● **PROBLEM REQUIREMENTS**: Search the data for the word "start". Reproduce every line where it is found.

● **DATA SHOWN**:
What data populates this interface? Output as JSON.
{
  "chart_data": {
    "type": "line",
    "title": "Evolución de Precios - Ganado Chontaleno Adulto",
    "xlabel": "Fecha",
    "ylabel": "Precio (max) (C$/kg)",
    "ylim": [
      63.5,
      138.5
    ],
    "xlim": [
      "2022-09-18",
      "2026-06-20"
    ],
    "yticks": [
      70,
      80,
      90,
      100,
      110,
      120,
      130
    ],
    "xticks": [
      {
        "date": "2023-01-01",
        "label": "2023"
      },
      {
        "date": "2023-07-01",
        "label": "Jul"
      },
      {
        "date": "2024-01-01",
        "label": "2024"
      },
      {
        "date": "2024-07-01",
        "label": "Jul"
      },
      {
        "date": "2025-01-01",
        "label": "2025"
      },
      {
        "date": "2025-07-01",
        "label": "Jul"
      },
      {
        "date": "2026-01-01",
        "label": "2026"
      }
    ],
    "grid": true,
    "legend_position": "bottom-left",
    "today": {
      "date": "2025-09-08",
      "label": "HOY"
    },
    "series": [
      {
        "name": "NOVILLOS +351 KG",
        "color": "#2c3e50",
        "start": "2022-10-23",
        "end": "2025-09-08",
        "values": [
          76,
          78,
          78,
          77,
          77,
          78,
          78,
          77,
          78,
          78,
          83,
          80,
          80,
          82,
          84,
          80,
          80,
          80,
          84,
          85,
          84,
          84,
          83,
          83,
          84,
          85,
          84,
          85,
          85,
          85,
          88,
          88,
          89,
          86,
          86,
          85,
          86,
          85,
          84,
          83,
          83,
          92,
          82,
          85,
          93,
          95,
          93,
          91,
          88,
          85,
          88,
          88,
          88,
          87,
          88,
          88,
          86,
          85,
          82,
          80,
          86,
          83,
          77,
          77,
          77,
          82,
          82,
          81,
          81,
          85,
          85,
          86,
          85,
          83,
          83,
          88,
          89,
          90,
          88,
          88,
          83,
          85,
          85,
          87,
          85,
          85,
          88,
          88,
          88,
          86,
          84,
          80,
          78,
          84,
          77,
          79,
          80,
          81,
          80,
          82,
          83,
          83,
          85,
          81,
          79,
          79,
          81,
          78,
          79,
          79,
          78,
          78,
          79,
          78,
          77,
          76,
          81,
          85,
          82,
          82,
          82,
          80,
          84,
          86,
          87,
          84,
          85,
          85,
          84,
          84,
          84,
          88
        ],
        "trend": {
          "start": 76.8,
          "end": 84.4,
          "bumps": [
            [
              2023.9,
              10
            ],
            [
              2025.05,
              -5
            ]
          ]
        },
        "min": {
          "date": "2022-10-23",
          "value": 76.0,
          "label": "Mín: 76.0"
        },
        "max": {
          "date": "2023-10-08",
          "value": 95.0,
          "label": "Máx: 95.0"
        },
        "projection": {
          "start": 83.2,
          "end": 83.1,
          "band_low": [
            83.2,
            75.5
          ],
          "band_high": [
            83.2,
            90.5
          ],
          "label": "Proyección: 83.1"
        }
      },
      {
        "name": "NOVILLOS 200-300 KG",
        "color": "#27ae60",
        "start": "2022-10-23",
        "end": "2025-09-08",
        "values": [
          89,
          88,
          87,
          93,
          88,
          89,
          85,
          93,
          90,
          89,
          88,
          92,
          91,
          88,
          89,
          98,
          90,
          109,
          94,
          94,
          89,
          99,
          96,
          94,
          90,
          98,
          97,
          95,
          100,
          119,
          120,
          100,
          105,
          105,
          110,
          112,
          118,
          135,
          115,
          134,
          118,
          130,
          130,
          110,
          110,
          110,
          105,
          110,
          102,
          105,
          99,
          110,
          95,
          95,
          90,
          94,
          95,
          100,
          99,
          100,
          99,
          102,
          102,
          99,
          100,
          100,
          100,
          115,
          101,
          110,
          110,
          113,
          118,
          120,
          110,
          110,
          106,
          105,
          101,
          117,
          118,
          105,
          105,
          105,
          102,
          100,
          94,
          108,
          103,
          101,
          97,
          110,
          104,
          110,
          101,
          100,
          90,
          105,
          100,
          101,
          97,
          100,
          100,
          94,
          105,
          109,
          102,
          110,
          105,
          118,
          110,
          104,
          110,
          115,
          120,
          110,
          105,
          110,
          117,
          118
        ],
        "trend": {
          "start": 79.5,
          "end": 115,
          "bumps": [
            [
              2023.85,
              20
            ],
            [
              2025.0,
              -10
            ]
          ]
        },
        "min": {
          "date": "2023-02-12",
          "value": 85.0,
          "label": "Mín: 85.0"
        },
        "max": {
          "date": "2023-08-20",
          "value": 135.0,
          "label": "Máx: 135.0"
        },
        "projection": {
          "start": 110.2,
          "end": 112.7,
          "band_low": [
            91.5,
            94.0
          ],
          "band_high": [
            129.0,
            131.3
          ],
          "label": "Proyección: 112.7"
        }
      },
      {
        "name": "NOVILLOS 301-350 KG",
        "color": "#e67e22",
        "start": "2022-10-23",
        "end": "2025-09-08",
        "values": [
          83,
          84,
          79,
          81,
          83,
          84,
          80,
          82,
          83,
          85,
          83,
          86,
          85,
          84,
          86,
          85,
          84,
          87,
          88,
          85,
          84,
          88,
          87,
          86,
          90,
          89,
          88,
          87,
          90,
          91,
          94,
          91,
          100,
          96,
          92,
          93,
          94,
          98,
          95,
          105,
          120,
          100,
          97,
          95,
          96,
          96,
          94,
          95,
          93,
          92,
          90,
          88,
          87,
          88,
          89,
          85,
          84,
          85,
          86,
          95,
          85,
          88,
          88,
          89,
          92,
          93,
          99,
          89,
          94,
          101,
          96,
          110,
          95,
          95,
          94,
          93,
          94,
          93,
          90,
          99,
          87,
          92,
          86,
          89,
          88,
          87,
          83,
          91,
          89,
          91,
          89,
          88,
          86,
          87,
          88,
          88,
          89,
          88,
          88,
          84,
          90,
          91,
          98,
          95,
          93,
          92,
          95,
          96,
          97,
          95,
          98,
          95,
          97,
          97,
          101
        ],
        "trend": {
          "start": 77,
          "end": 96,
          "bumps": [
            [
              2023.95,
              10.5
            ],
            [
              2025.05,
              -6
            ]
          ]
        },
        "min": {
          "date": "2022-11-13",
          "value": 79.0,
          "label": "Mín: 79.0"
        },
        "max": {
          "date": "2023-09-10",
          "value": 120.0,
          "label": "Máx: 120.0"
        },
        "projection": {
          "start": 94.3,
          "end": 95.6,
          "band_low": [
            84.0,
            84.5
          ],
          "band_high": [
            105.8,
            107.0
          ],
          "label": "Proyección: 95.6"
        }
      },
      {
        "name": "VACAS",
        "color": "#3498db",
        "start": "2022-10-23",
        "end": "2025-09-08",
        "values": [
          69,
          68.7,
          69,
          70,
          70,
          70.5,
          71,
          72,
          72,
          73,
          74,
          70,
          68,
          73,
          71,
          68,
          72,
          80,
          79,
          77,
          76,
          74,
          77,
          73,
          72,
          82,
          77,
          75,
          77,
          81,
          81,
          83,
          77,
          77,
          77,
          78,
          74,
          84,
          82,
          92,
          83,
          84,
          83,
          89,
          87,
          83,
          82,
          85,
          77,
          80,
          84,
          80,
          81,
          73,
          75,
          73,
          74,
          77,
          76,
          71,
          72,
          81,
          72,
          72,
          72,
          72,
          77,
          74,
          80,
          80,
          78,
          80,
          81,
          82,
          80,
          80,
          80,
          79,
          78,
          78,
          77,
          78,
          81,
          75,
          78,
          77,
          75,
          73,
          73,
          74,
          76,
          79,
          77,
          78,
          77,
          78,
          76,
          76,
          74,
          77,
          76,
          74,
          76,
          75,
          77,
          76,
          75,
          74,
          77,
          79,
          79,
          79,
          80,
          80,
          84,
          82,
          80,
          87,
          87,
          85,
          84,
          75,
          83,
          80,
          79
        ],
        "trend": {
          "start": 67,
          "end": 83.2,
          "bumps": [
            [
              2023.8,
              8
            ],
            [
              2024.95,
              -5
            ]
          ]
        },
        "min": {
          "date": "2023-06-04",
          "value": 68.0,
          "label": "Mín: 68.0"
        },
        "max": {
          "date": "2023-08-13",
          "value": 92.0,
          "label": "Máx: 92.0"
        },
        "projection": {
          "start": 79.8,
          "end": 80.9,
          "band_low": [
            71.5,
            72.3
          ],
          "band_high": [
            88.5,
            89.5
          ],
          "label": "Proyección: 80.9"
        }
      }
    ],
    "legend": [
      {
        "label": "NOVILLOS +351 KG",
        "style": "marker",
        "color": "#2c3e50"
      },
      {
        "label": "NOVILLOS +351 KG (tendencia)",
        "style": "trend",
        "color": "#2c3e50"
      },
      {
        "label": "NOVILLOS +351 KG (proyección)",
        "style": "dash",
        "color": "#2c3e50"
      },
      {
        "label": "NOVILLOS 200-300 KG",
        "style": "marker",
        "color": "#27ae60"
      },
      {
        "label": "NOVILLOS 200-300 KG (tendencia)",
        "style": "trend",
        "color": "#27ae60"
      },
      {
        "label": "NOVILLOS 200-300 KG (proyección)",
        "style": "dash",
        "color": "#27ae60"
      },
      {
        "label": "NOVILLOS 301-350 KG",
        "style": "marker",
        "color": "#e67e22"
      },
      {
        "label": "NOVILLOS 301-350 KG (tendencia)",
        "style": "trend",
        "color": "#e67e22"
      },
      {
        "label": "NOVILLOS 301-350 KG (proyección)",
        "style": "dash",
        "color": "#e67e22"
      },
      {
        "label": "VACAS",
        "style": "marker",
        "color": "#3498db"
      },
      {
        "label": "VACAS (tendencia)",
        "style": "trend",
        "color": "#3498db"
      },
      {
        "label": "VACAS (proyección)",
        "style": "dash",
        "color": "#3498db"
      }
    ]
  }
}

● **RESPONSE TO THE TASK**:
        "start": "2022-10-23",
          "start": 76.8,
          "start": 83.2,
        "start": "2022-10-23",
          "start": 79.5,
          "start": 110.2,
        "start": "2022-10-23",
          "start": 77,
          "start": 94.3,
        "start": "2022-10-23",
          "start": 67,
          "start": 79.8,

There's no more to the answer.